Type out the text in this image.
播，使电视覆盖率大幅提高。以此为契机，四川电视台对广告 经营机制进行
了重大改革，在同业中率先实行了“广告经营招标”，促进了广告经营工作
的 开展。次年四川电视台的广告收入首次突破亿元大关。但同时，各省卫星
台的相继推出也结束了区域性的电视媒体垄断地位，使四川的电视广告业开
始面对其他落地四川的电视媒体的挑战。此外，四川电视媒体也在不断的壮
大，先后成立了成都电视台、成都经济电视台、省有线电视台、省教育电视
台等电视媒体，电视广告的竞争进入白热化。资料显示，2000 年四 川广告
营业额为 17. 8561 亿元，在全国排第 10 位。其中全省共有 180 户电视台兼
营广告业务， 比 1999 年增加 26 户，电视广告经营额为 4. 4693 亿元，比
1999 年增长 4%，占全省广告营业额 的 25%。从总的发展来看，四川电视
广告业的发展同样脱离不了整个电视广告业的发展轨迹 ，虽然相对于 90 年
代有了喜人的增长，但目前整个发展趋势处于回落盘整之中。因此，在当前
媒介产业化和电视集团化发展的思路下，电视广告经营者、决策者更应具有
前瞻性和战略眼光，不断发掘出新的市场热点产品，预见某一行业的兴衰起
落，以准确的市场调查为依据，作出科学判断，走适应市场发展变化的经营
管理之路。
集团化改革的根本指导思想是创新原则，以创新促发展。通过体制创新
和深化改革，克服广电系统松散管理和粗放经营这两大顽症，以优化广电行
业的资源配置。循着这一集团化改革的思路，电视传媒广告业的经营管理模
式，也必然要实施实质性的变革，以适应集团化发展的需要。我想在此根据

→ **STATED PROBLEM**
Take the entries above and transcribe them in full.

→ **TASK ANSWER**
Type out the text in this image.
播，使电视覆盖率大幅提高。以此为契机，四川电视台对广告 经营机制进行
了重大改革，在同业中率先实行了“广告经营招标”，促进了广告经营工作
的 开展。次年四川电视台的广告收入首次突破亿元大关。但同时，各省卫星
台的相继推出也结束了区域性的电视媒体垄断地位，使四川的电视广告业开
始面对其他落地四川的电视媒体的挑战。此外，四川电视媒体也在不断的壮
大，先后成立了成都电视台、成都经济电视台、省有线电视台、省教育电视
台等电视媒体，电视广告的竞争进入白热化。资料显示，2000 年四 川广告
营业额为 17. 8561 亿元，在全国排第 10 位。其中全省共有 180 户电视台兼
营广告业务， 比 1999 年增加 26 户，电视广告经营额为 4. 4693 亿元，比
1999 年增长 4%，占全省广告营业额 的 25%。从总的发展来看，四川电视
广告业的发展同样脱离不了整个电视广告业的发展轨迹 ，虽然相对于 90 年
代有了喜人的增长，但目前整个发展趋势处于回落盘整之中。因此，在当前
媒介产业化和电视集团化发展的思路下，电视广告经营者、决策者更应具有
前瞻性和战略眼光，不断发掘出新的市场热点产品，预见某一行业的兴衰起
落，以准确的市场调查为依据，作出科学判断，走适应市场发展变化的经营
管理之路。
集团化改革的根本指导思想是创新原则，以创新促发展。通过体制创新
和深化改革，克服广电系统松散管理和粗放经营这两大顽症，以优化广电行
业的资源配置。循着这一集团化改革的思路，电视传媒广告业的经营管理模
式，也必然要实施实质性的变革，以适应集团化发展的需要。我想在此根据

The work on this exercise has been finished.